→ Exercise
Your task is to copy the listing exactly, with the pictures left out.
* begin *
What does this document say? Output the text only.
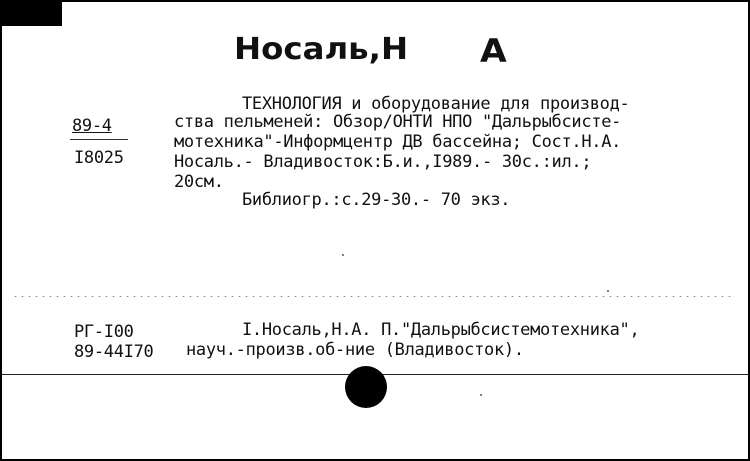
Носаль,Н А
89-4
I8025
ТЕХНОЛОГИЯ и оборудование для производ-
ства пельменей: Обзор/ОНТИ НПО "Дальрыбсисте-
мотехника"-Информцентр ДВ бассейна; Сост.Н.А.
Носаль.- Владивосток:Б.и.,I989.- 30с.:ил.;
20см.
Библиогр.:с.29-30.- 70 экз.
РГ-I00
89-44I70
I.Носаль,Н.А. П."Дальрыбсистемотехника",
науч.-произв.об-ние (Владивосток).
* end *
→ Task response
What does this document say? Output the text only.
Носаль,Н А
89-4
I8025
ТЕХНОЛОГИЯ и оборудование для производ-
ства пельменей: Обзор/ОНТИ НПО "Дальрыбсисте-
мотехника"-Информцентр ДВ бассейна; Сост.Н.А.
Носаль.- Владивосток:Б.и.,I989.- 30с.:ил.;
20см.
Библиогр.:с.29-30.- 70 экз.
РГ-I00
89-44I70
I.Носаль,Н.А. П."Дальрыбсистемотехника",
науч.-произв.об-ние (Владивосток).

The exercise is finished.